Aim of the exercise: Copy each line below that includes "减少污染".

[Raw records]
——

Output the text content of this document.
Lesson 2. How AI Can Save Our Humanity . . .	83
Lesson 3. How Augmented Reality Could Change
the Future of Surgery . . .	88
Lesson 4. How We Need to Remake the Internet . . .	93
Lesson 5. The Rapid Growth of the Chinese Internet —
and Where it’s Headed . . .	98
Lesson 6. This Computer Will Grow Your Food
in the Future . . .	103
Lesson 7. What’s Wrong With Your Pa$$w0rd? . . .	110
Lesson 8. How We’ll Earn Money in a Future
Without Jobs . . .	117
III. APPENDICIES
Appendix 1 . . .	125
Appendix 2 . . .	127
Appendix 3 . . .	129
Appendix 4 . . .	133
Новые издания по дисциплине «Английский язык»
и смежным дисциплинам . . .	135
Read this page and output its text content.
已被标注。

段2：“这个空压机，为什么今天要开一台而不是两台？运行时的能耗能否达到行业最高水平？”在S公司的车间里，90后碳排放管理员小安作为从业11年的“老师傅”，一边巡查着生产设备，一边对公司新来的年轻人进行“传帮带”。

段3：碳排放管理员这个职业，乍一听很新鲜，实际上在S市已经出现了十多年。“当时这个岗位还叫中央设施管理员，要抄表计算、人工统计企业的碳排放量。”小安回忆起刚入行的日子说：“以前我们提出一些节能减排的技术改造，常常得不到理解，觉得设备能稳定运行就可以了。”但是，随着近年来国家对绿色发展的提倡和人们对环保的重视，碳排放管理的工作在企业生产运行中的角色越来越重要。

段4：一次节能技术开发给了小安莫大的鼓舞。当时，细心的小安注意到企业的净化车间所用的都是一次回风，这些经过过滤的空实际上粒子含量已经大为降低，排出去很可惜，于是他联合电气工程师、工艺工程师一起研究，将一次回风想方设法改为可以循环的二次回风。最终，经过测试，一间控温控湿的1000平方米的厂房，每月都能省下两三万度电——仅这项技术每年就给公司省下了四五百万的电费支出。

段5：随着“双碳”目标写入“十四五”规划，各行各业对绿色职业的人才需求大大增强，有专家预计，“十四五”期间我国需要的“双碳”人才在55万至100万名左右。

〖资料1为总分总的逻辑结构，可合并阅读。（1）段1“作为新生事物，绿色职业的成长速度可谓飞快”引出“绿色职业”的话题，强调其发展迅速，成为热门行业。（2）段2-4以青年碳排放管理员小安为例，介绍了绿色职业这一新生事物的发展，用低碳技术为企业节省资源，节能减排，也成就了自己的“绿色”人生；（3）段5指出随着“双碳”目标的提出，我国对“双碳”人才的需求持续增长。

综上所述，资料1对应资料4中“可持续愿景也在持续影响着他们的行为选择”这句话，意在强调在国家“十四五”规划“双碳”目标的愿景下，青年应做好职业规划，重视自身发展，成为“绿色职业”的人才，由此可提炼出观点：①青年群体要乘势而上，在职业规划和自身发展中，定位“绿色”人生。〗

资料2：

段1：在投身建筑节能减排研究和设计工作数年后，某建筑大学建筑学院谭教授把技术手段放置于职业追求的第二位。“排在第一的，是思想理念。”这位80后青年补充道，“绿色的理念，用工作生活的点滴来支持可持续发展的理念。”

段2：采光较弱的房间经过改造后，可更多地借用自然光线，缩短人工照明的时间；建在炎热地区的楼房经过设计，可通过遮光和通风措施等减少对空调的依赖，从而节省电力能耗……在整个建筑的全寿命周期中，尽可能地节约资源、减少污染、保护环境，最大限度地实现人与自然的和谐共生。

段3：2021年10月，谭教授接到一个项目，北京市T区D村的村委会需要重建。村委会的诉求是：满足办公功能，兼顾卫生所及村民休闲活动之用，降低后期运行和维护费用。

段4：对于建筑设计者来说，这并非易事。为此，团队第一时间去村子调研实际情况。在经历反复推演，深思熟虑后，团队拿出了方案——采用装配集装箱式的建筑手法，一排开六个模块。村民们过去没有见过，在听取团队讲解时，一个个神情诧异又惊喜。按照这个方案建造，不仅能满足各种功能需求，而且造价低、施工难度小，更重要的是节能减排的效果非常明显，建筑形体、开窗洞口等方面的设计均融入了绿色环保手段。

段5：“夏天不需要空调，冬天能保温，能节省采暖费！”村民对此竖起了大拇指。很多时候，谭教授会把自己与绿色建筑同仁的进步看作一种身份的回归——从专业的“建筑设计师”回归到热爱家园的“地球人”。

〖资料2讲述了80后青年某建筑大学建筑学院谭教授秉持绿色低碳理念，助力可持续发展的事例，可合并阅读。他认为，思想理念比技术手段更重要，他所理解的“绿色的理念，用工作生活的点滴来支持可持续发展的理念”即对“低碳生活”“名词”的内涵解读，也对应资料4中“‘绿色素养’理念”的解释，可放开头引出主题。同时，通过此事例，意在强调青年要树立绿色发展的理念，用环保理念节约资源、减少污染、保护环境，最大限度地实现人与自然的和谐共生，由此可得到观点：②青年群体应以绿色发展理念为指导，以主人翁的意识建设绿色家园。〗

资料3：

——

Task solution:
段2：采光较弱的房间经过改造后，可更多地借用自然光线，缩短人工照明的时间；建在炎热地区的楼房经过设计，可通过遮光和通风措施等减少对空调的依赖，从而节省电力能耗……在整个建筑的全寿命周期中，尽可能地节约资源、减少污染、保护环境，最大限度地实现人与自然的和谐共生。
〖资料2讲述了80后青年某建筑大学建筑学院谭教授秉持绿色低碳理念，助力可持续发展的事例，可合并阅读。他认为，思想理念比技术手段更重要，他所理解的“绿色的理念，用工作生活的点滴来支持可持续发展的理念”即对“低碳生活”“名词”的内涵解读，也对应资料4中“‘绿色素养’理念”的解释，可放开头引出主题。同时，通过此事例，意在强调青年要树立绿色发展的理念，用环保理念节约资源、减少污染、保护环境，最大限度地实现人与自然的和谐共生，由此可得到观点：②青年群体应以绿色发展理念为指导，以主人翁的意识建设绿色家园。〗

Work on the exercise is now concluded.